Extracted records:
(begin)
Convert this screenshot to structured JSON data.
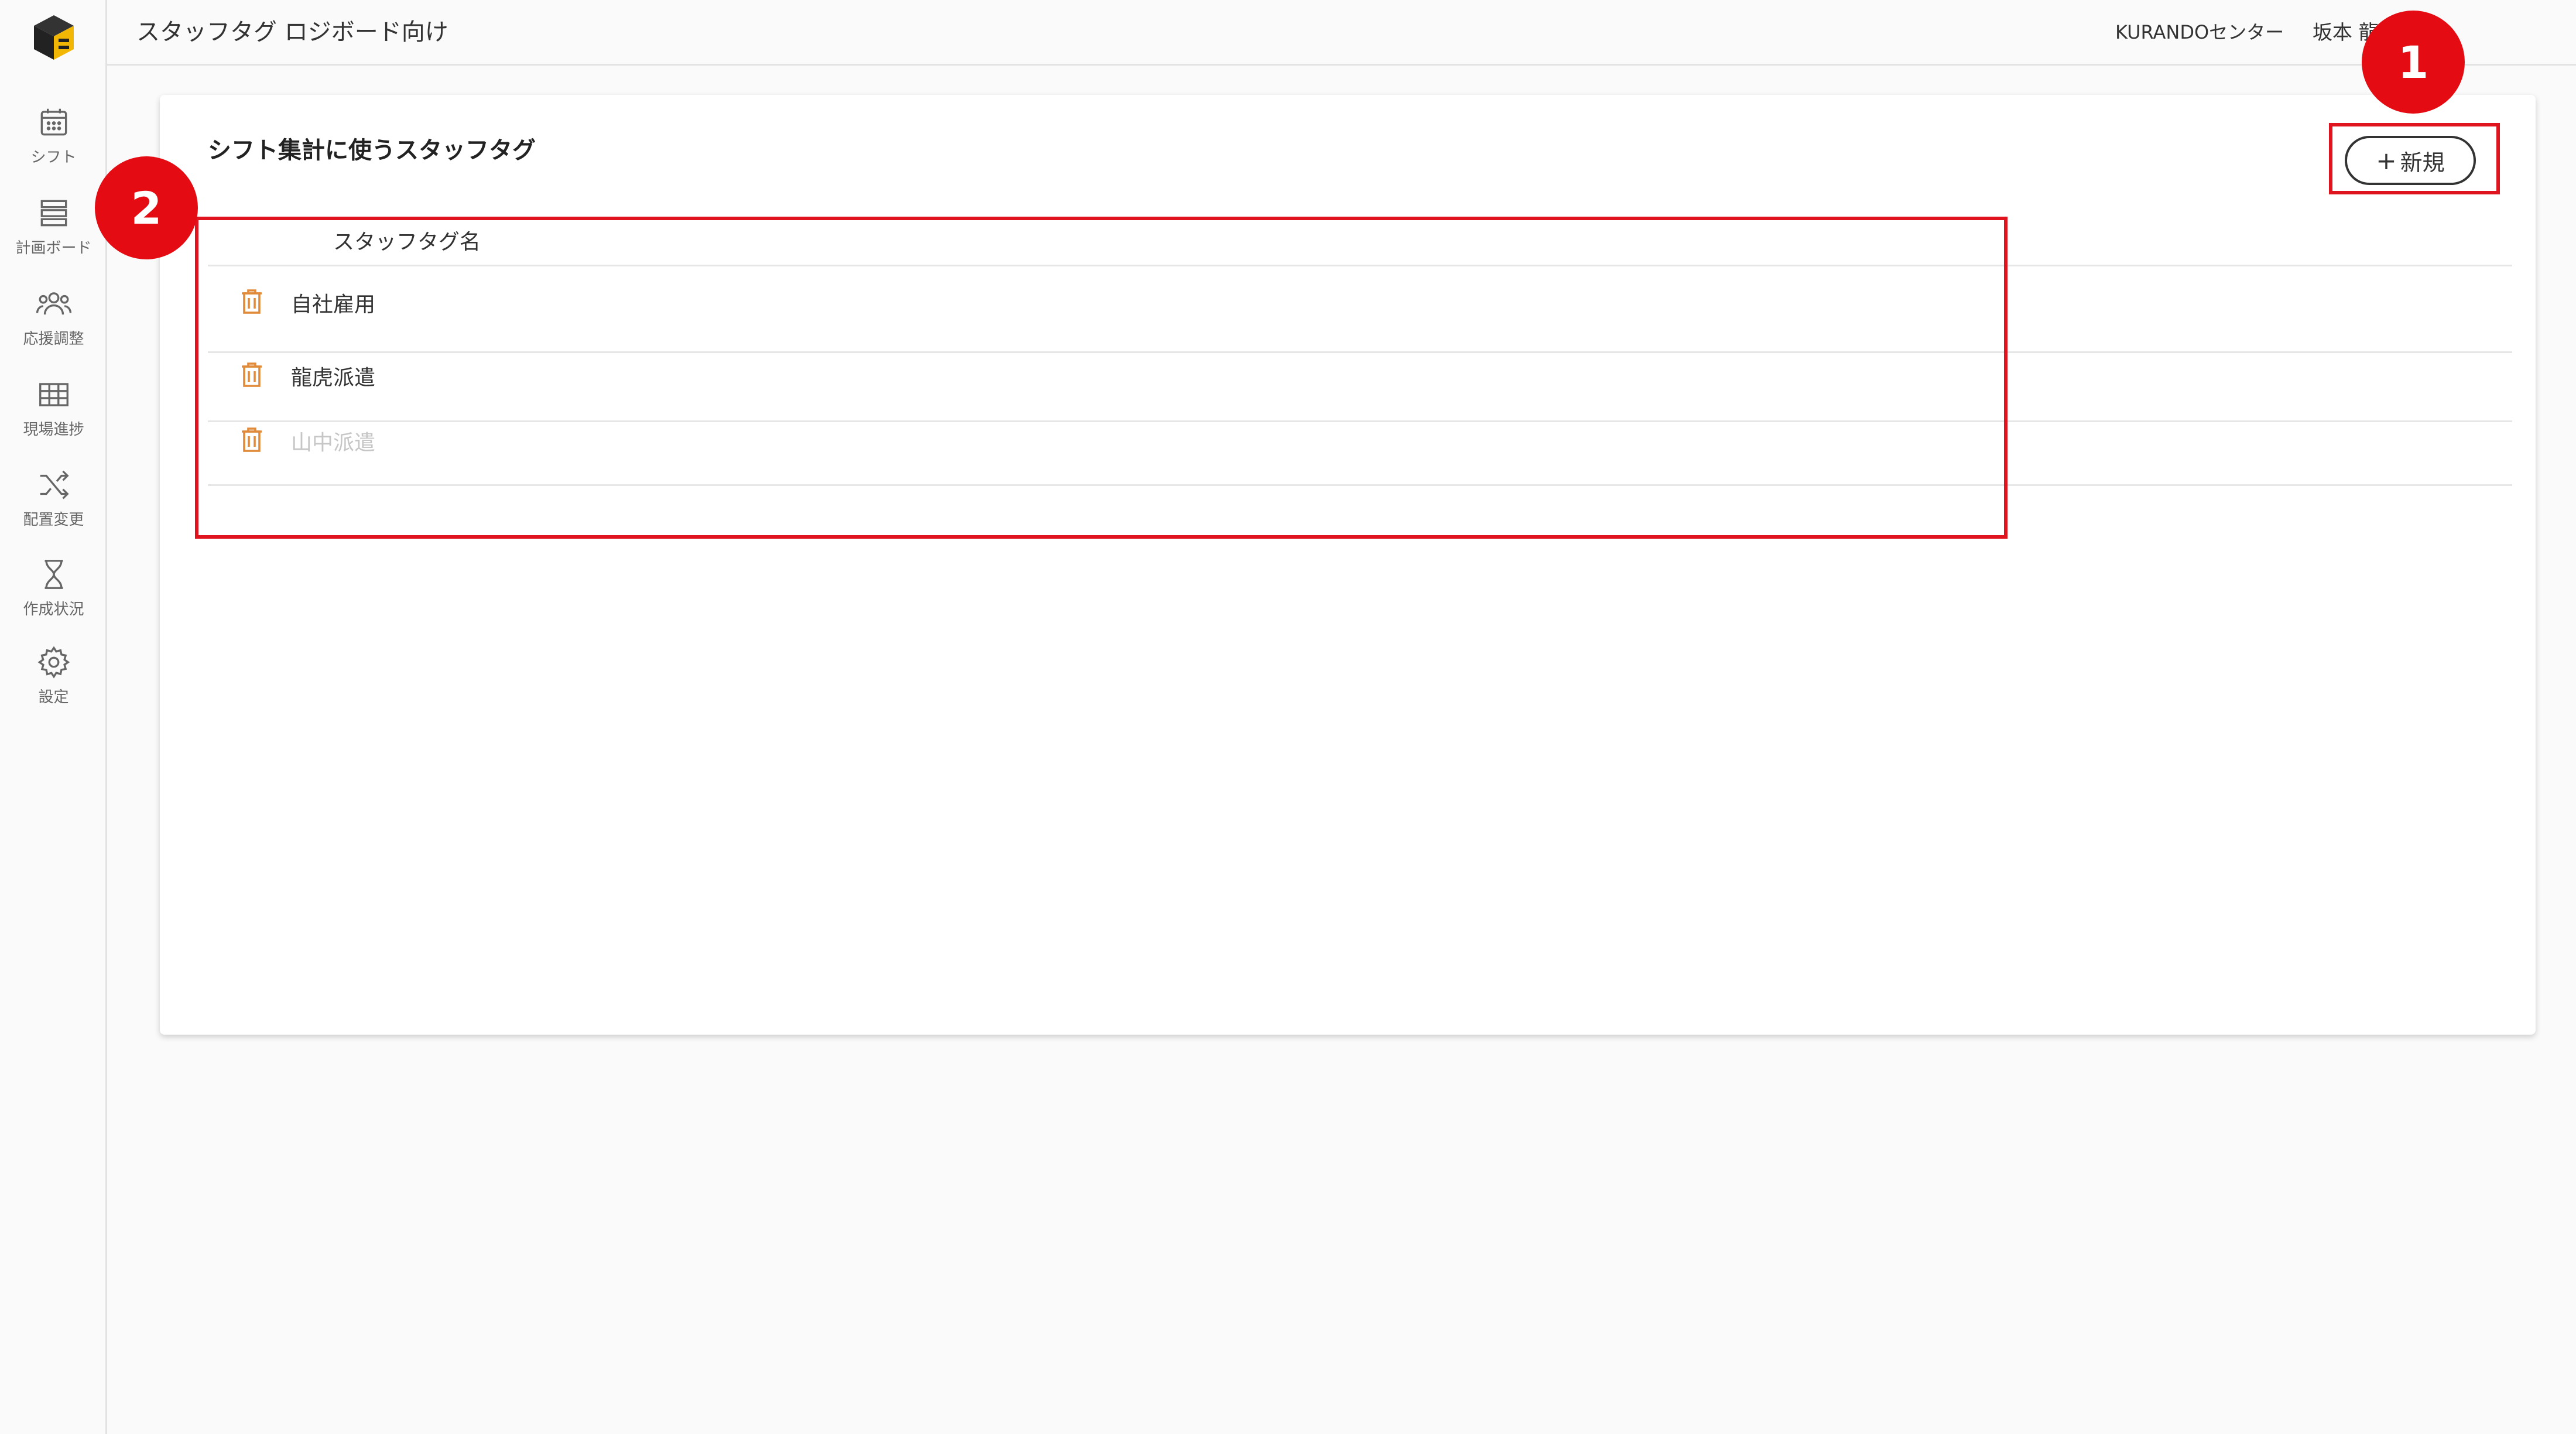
{
  "sidebar": {
    "logo_icon": "cube-logo-icon",
    "items": [
      {
        "label": "シフト",
        "icon": "calendar-icon"
      },
      {
        "label": "計画ボード",
        "icon": "board-icon"
      },
      {
        "label": "応援調整",
        "icon": "people-icon"
      },
      {
        "label": "現場進捗",
        "icon": "grid-icon"
      },
      {
        "label": "配置変更",
        "icon": "shuffle-icon"
      },
      {
        "label": "作成状況",
        "icon": "hourglass-icon"
      },
      {
        "label": "設定",
        "icon": "gear-icon"
      }
    ]
  },
  "header": {
    "title": "スタッフタグ ロジボード向け",
    "center": "KURANDOセンター",
    "user": "坂本 龍",
    "logout_icon": "logout-icon"
  },
  "card": {
    "title": "シフト集計に使うスタッフタグ",
    "new_button_label": "新規",
    "column_header": "スタッフタグ名",
    "rows": [
      {
        "label": "自社雇用",
        "enabled": true
      },
      {
        "label": "龍虎派遣",
        "enabled": true
      },
      {
        "label": "山中派遣",
        "enabled": false
      }
    ]
  },
  "annotations": {
    "marker1": "1",
    "marker2": "2",
    "highlight_color": "#e0141e"
  },
  "colors": {
    "trash": "#e08a3a",
    "marker": "#e40b12"
  }
}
(end)
* [EXERCISE DETAILS]
Write the records out again in full, exactly, and skip every picture.

* [RESULT]
Convert this screenshot to structured JSON data.
{
  "sidebar": {
    "logo_icon": "cube-logo-icon",
    "items": [
      {
        "label": "シフト",
        "icon": "calendar-icon"
      },
      {
        "label": "計画ボード",
        "icon": "board-icon"
      },
      {
        "label": "応援調整",
        "icon": "people-icon"
      },
      {
        "label": "現場進捗",
        "icon": "grid-icon"
      },
      {
        "label": "配置変更",
        "icon": "shuffle-icon"
      },
      {
        "label": "作成状況",
        "icon": "hourglass-icon"
      },
      {
        "label": "設定",
        "icon": "gear-icon"
      }
    ]
  },
  "header": {
    "title": "スタッフタグ ロジボード向け",
    "center": "KURANDOセンター",
    "user": "坂本 龍",
    "logout_icon": "logout-icon"
  },
  "card": {
    "title": "シフト集計に使うスタッフタグ",
    "new_button_label": "新規",
    "column_header": "スタッフタグ名",
    "rows": [
      {
        "label": "自社雇用",
        "enabled": true
      },
      {
        "label": "龍虎派遣",
        "enabled": true
      },
      {
        "label": "山中派遣",
        "enabled": false
      }
    ]
  },
  "annotations": {
    "marker1": "1",
    "marker2": "2",
    "highlight_color": "#e0141e"
  },
  "colors": {
    "trash": "#e08a3a",
    "marker": "#e40b12"
  }
}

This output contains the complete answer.